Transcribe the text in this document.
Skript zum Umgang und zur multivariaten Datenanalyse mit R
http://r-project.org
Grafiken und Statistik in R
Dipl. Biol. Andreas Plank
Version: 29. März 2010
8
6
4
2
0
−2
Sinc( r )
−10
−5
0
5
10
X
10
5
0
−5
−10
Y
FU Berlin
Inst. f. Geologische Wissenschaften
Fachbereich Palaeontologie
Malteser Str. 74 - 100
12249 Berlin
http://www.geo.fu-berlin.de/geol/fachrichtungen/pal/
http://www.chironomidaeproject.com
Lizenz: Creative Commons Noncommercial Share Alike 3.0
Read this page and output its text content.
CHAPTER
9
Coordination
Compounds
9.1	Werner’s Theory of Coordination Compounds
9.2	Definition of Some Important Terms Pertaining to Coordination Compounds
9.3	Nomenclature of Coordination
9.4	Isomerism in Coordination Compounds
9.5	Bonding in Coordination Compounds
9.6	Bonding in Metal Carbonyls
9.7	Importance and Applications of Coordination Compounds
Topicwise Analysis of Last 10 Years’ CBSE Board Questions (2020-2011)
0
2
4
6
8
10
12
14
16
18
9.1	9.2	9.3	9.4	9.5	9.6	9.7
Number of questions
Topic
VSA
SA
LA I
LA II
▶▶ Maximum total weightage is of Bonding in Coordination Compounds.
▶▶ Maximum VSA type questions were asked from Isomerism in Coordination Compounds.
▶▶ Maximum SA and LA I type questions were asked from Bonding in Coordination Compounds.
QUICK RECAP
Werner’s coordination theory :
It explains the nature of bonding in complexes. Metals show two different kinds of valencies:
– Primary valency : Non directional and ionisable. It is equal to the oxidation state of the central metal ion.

Exercise brief:
Recopy all the lines exactly as they appear.

Result of the exercise:
Transcribe the text in this document.
Skript zum Umgang und zur multivariaten Datenanalyse mit R
http://r-project.org
Grafiken und Statistik in R
Dipl. Biol. Andreas Plank
Version: 29. März 2010
8
6
4
2
0
−2
Sinc( r )
−10
−5
0
5
10
X
10
5
0
−5
−10
Y
FU Berlin
Inst. f. Geologische Wissenschaften
Fachbereich Palaeontologie
Malteser Str. 74 - 100
12249 Berlin
http://www.geo.fu-berlin.de/geol/fachrichtungen/pal/
http://www.chironomidaeproject.com
Lizenz: Creative Commons Noncommercial Share Alike 3.0
Read this page and output its text content.
CHAPTER
9
Coordination
Compounds
9.1	Werner’s Theory of Coordination Compounds
9.2	Definition of Some Important Terms Pertaining to Coordination Compounds
9.3	Nomenclature of Coordination
9.4	Isomerism in Coordination Compounds
9.5	Bonding in Coordination Compounds
9.6	Bonding in Metal Carbonyls
9.7	Importance and Applications of Coordination Compounds
Topicwise Analysis of Last 10 Years’ CBSE Board Questions (2020-2011)
0
2
4
6
8
10
12
14
16
18
9.1	9.2	9.3	9.4	9.5	9.6	9.7
Number of questions
Topic
VSA
SA
LA I
LA II
▶▶ Maximum total weightage is of Bonding in Coordination Compounds.
▶▶ Maximum VSA type questions were asked from Isomerism in Coordination Compounds.
▶▶ Maximum SA and LA I type questions were asked from Bonding in Coordination Compounds.
QUICK RECAP
Werner’s coordination theory :
It explains the nature of bonding in complexes. Metals show two different kinds of valencies:
– Primary valency : Non directional and ionisable. It is equal to the oxidation state of the central metal ion.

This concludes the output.